In your copy, leave out the pictures and repeat the entries below exactly.

[Figure record extracts]
******************************
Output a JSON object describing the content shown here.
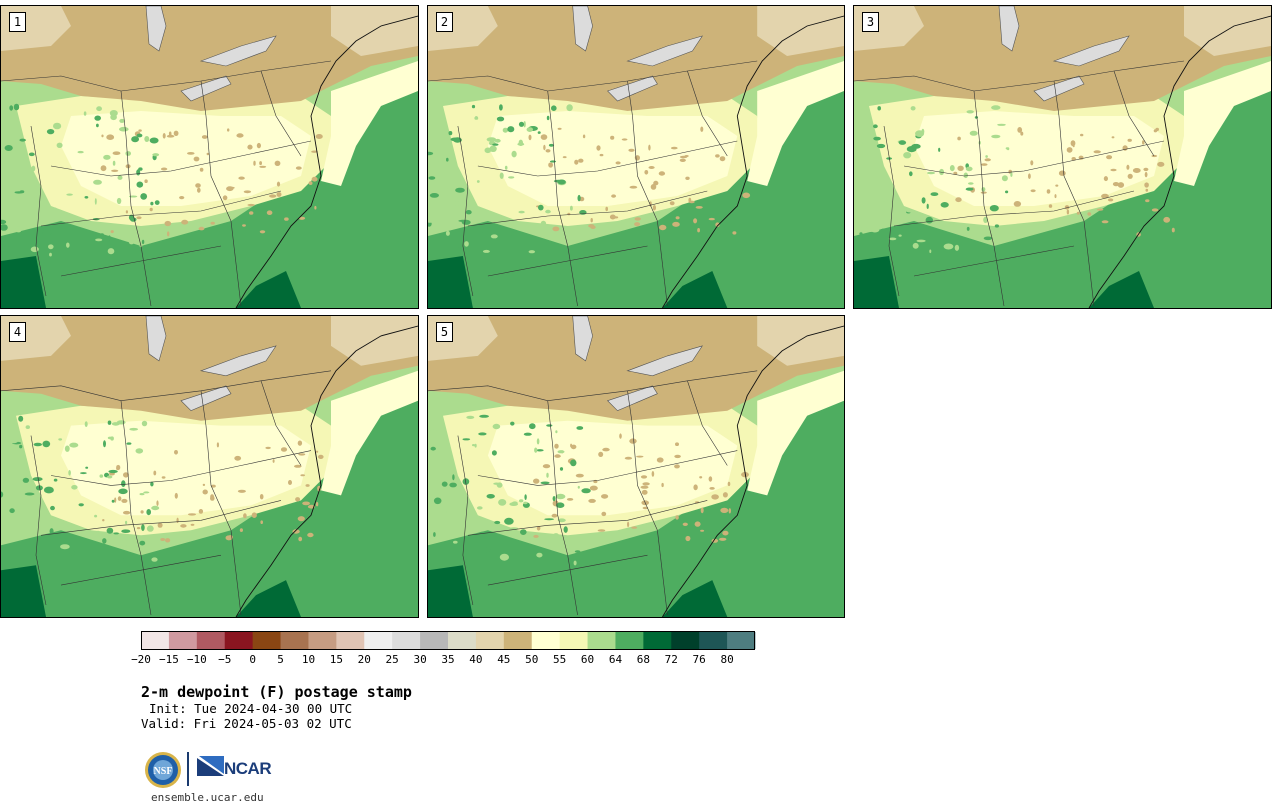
{
  "panels": [
    {
      "label": "1"
    },
    {
      "label": "2"
    },
    {
      "label": "3"
    },
    {
      "label": "4"
    },
    {
      "label": "5"
    }
  ],
  "colorbar": {
    "tick_labels": [
      "−20",
      "−15",
      "−10",
      "−5",
      "0",
      "5",
      "10",
      "15",
      "20",
      "25",
      "30",
      "35",
      "40",
      "45",
      "50",
      "55",
      "60",
      "64",
      "68",
      "72",
      "76",
      "80"
    ],
    "colors": [
      "#f2e6e6",
      "#d09aa0",
      "#b05a62",
      "#8a1520",
      "#8a4613",
      "#a87350",
      "#c69c82",
      "#e0c4b4",
      "#efefef",
      "#dcdcdc",
      "#b8b8b8",
      "#dcdcc8",
      "#e3d4ad",
      "#cdb379",
      "#ffffd2",
      "#f5f7b5",
      "#abdc8e",
      "#4ead60",
      "#006a36",
      "#00402b",
      "#1e5656",
      "#4e7d80"
    ]
  },
  "map_colors": {
    "dry": "#e3d4ad",
    "tan": "#cdb379",
    "lightyellow": "#ffffd2",
    "yellow": "#f5f7b5",
    "lightgreen": "#abdc8e",
    "green": "#4ead60",
    "darkgreen": "#006a36",
    "water": "#dcdcdc"
  },
  "title": "2-m dewpoint (F) postage stamp",
  "init": "Init: Tue 2024-04-30 00 UTC",
  "valid": "Valid: Fri 2024-05-03 02 UTC",
  "logos": {
    "nsf": "NSF",
    "ncar": "NCAR"
  },
  "url": "ensemble.ucar.edu"
}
******************************
▶ _TASK SOLUTION_
Output a JSON object describing the content shown here.
{
  "panels": [
    {
      "label": "1"
    },
    {
      "label": "2"
    },
    {
      "label": "3"
    },
    {
      "label": "4"
    },
    {
      "label": "5"
    }
  ],
  "colorbar": {
    "tick_labels": [
      "−20",
      "−15",
      "−10",
      "−5",
      "0",
      "5",
      "10",
      "15",
      "20",
      "25",
      "30",
      "35",
      "40",
      "45",
      "50",
      "55",
      "60",
      "64",
      "68",
      "72",
      "76",
      "80"
    ],
    "colors": [
      "#f2e6e6",
      "#d09aa0",
      "#b05a62",
      "#8a1520",
      "#8a4613",
      "#a87350",
      "#c69c82",
      "#e0c4b4",
      "#efefef",
      "#dcdcdc",
      "#b8b8b8",
      "#dcdcc8",
      "#e3d4ad",
      "#cdb379",
      "#ffffd2",
      "#f5f7b5",
      "#abdc8e",
      "#4ead60",
      "#006a36",
      "#00402b",
      "#1e5656",
      "#4e7d80"
    ]
  },
  "map_colors": {
    "dry": "#e3d4ad",
    "tan": "#cdb379",
    "lightyellow": "#ffffd2",
    "yellow": "#f5f7b5",
    "lightgreen": "#abdc8e",
    "green": "#4ead60",
    "darkgreen": "#006a36",
    "water": "#dcdcdc"
  },
  "title": "2-m dewpoint (F) postage stamp",
  "init": "Init: Tue 2024-04-30 00 UTC",
  "valid": "Valid: Fri 2024-05-03 02 UTC",
  "logos": {
    "nsf": "NSF",
    "ncar": "NCAR"
  },
  "url": "ensemble.ucar.edu"
}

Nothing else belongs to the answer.